▶ **Exercise**:
Note each line of the listing that contains the string "furniture", and copy it.
▽
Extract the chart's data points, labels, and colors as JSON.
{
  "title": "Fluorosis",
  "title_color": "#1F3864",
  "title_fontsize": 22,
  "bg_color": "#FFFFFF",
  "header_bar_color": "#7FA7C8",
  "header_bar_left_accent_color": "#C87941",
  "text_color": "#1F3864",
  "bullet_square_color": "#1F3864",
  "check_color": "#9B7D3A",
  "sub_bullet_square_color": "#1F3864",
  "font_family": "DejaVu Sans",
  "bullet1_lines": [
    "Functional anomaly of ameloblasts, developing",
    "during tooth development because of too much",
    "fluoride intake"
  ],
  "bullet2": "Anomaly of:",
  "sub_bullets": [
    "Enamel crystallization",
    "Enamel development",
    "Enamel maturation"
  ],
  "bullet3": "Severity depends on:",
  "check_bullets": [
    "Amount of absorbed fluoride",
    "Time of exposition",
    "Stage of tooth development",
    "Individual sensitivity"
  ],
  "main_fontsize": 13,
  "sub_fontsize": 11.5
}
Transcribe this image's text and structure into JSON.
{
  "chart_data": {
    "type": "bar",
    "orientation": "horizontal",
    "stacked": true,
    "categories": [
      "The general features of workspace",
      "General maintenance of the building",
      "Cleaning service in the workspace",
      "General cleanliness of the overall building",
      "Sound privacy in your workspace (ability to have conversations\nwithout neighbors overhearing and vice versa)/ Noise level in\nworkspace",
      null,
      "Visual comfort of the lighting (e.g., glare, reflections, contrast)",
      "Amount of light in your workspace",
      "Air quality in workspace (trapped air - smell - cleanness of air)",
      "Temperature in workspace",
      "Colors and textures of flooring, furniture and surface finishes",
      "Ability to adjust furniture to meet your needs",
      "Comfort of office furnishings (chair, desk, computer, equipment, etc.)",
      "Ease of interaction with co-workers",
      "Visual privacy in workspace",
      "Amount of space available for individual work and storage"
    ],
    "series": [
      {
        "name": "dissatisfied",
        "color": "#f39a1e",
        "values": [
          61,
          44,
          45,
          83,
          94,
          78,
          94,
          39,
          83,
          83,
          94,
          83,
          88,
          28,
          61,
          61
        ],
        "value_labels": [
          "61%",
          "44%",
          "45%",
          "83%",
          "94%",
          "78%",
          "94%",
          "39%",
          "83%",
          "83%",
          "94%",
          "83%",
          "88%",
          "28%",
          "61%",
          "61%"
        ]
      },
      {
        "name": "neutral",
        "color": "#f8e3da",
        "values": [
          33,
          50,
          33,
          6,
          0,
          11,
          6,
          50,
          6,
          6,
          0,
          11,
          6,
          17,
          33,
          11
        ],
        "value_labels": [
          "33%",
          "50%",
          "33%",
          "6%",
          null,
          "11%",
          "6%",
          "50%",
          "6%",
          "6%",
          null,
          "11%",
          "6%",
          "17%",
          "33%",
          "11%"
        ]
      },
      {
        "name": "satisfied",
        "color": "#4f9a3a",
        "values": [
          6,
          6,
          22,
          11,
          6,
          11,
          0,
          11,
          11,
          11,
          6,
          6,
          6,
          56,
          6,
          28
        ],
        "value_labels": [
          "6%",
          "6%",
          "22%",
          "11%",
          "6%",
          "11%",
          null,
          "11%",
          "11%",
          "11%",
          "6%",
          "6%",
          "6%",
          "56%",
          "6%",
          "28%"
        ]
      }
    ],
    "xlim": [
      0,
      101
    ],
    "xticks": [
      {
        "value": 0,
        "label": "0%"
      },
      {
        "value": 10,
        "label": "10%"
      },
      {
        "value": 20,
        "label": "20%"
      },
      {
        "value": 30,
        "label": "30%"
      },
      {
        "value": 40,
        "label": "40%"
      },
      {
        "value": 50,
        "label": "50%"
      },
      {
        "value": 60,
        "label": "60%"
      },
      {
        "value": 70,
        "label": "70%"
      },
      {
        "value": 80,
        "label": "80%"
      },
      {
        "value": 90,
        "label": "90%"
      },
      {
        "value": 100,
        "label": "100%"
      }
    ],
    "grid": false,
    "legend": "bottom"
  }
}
△
▶ **In response**:
      "Colors and textures of flooring, furniture and surface finishes",
      "Ability to adjust furniture to meet your needs",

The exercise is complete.